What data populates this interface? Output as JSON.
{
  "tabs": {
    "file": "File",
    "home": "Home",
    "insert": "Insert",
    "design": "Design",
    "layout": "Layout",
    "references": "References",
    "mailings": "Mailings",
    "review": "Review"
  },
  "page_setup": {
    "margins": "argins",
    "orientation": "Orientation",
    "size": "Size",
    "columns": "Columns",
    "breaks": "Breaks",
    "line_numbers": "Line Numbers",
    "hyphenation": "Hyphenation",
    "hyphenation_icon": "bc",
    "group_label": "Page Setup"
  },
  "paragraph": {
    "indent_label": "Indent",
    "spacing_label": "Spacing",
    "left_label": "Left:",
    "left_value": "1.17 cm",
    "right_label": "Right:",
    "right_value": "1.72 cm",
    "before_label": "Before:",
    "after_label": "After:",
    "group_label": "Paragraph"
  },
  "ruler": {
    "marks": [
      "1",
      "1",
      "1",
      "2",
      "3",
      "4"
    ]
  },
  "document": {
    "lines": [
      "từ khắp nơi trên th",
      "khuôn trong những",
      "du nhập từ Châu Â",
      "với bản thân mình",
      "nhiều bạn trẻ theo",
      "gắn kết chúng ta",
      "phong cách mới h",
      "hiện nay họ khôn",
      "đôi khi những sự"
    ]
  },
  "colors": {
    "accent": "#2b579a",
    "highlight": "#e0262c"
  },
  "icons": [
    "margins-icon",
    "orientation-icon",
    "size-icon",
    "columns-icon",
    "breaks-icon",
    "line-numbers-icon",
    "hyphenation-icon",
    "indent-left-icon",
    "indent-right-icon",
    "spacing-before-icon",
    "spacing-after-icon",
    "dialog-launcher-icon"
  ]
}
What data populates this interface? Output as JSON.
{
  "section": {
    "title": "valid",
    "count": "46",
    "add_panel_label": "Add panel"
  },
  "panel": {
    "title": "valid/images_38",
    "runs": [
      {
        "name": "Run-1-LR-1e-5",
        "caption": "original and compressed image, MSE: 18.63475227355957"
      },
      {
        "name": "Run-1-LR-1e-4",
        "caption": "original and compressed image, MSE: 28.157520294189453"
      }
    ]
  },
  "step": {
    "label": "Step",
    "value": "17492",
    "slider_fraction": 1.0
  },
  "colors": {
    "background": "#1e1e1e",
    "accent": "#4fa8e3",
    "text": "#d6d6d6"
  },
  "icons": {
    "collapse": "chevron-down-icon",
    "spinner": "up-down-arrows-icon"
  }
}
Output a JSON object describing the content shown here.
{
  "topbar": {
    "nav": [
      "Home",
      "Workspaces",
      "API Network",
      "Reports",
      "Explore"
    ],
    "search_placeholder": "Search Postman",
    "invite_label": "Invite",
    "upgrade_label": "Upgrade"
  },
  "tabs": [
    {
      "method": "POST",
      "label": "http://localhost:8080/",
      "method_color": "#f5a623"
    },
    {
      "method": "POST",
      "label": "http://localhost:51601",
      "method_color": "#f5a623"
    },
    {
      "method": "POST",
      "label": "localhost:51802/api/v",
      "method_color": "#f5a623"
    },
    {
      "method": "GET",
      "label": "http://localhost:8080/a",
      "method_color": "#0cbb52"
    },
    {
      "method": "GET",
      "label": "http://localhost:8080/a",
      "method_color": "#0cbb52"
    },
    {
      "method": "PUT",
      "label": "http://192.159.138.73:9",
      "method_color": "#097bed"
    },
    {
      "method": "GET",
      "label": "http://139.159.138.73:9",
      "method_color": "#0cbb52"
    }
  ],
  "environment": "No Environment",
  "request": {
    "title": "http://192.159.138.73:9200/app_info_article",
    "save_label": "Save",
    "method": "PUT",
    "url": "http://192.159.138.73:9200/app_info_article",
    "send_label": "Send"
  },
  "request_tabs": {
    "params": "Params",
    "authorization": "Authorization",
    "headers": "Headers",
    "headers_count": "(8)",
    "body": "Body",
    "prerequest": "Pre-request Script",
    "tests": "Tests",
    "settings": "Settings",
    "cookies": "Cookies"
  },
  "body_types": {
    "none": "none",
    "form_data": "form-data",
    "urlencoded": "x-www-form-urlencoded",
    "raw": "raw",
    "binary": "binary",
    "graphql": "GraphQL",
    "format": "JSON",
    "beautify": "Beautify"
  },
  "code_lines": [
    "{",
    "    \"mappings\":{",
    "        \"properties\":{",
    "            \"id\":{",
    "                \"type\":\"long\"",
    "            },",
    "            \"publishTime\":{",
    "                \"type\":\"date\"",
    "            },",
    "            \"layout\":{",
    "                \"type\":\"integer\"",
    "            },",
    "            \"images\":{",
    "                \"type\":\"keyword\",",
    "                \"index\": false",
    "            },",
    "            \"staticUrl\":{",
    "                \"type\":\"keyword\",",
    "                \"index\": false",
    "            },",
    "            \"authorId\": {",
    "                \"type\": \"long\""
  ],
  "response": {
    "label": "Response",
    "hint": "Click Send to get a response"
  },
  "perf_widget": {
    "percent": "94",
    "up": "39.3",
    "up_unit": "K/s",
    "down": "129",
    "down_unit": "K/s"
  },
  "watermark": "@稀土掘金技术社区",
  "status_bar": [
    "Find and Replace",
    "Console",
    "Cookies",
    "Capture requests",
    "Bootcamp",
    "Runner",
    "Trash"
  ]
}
★ ★ ★ ★
Problem:
Take the entries above and copy them out exactly.

Solution to the problem:
What data populates this interface? Output as JSON.
{
  "tabs": {
    "file": "File",
    "home": "Home",
    "insert": "Insert",
    "design": "Design",
    "layout": "Layout",
    "references": "References",
    "mailings": "Mailings",
    "review": "Review"
  },
  "page_setup": {
    "margins": "argins",
    "orientation": "Orientation",
    "size": "Size",
    "columns": "Columns",
    "breaks": "Breaks",
    "line_numbers": "Line Numbers",
    "hyphenation": "Hyphenation",
    "hyphenation_icon": "bc",
    "group_label": "Page Setup"
  },
  "paragraph": {
    "indent_label": "Indent",
    "spacing_label": "Spacing",
    "left_label": "Left:",
    "left_value": "1.17 cm",
    "right_label": "Right:",
    "right_value": "1.72 cm",
    "before_label": "Before:",
    "after_label": "After:",
    "group_label": "Paragraph"
  },
  "ruler": {
    "marks": [
      "1",
      "1",
      "1",
      "2",
      "3",
      "4"
    ]
  },
  "document": {
    "lines": [
      "từ khắp nơi trên th",
      "khuôn trong những",
      "du nhập từ Châu Â",
      "với bản thân mình",
      "nhiều bạn trẻ theo",
      "gắn kết chúng ta",
      "phong cách mới h",
      "hiện nay họ khôn",
      "đôi khi những sự"
    ]
  },
  "colors": {
    "accent": "#2b579a",
    "highlight": "#e0262c"
  },
  "icons": [
    "margins-icon",
    "orientation-icon",
    "size-icon",
    "columns-icon",
    "breaks-icon",
    "line-numbers-icon",
    "hyphenation-icon",
    "indent-left-icon",
    "indent-right-icon",
    "spacing-before-icon",
    "spacing-after-icon",
    "dialog-launcher-icon"
  ]
}
What data populates this interface? Output as JSON.
{
  "section": {
    "title": "valid",
    "count": "46",
    "add_panel_label": "Add panel"
  },
  "panel": {
    "title": "valid/images_38",
    "runs": [
      {
        "name": "Run-1-LR-1e-5",
        "caption": "original and compressed image, MSE: 18.63475227355957"
      },
      {
        "name": "Run-1-LR-1e-4",
        "caption": "original and compressed image, MSE: 28.157520294189453"
      }
    ]
  },
  "step": {
    "label": "Step",
    "value": "17492",
    "slider_fraction": 1.0
  },
  "colors": {
    "background": "#1e1e1e",
    "accent": "#4fa8e3",
    "text": "#d6d6d6"
  },
  "icons": {
    "collapse": "chevron-down-icon",
    "spinner": "up-down-arrows-icon"
  }
}
Output a JSON object describing the content shown here.
{
  "topbar": {
    "nav": [
      "Home",
      "Workspaces",
      "API Network",
      "Reports",
      "Explore"
    ],
    "search_placeholder": "Search Postman",
    "invite_label": "Invite",
    "upgrade_label": "Upgrade"
  },
  "tabs": [
    {
      "method": "POST",
      "label": "http://localhost:8080/",
      "method_color": "#f5a623"
    },
    {
      "method": "POST",
      "label": "http://localhost:51601",
      "method_color": "#f5a623"
    },
    {
      "method": "POST",
      "label": "localhost:51802/api/v",
      "method_color": "#f5a623"
    },
    {
      "method": "GET",
      "label": "http://localhost:8080/a",
      "method_color": "#0cbb52"
    },
    {
      "method": "GET",
      "label": "http://localhost:8080/a",
      "method_color": "#0cbb52"
    },
    {
      "method": "PUT",
      "label": "http://192.159.138.73:9",
      "method_color": "#097bed"
    },
    {
      "method": "GET",
      "label": "http://139.159.138.73:9",
      "method_color": "#0cbb52"
    }
  ],
  "environment": "No Environment",
  "request": {
    "title": "http://192.159.138.73:9200/app_info_article",
    "save_label": "Save",
    "method": "PUT",
    "url": "http://192.159.138.73:9200/app_info_article",
    "send_label": "Send"
  },
  "request_tabs": {
    "params": "Params",
    "authorization": "Authorization",
    "headers": "Headers",
    "headers_count": "(8)",
    "body": "Body",
    "prerequest": "Pre-request Script",
    "tests": "Tests",
    "settings": "Settings",
    "cookies": "Cookies"
  },
  "body_types": {
    "none": "none",
    "form_data": "form-data",
    "urlencoded": "x-www-form-urlencoded",
    "raw": "raw",
    "binary": "binary",
    "graphql": "GraphQL",
    "format": "JSON",
    "beautify": "Beautify"
  },
  "code_lines": [
    "{",
    "    \"mappings\":{",
    "        \"properties\":{",
    "            \"id\":{",
    "                \"type\":\"long\"",
    "            },",
    "            \"publishTime\":{",
    "                \"type\":\"date\"",
    "            },",
    "            \"layout\":{",
    "                \"type\":\"integer\"",
    "            },",
    "            \"images\":{",
    "                \"type\":\"keyword\",",
    "                \"index\": false",
    "            },",
    "            \"staticUrl\":{",
    "                \"type\":\"keyword\",",
    "                \"index\": false",
    "            },",
    "            \"authorId\": {",
    "                \"type\": \"long\""
  ],
  "response": {
    "label": "Response",
    "hint": "Click Send to get a response"
  },
  "perf_widget": {
    "percent": "94",
    "up": "39.3",
    "up_unit": "K/s",
    "down": "129",
    "down_unit": "K/s"
  },
  "watermark": "@稀土掘金技术社区",
  "status_bar": [
    "Find and Replace",
    "Console",
    "Cookies",
    "Capture requests",
    "Bootcamp",
    "Runner",
    "Trash"
  ]
}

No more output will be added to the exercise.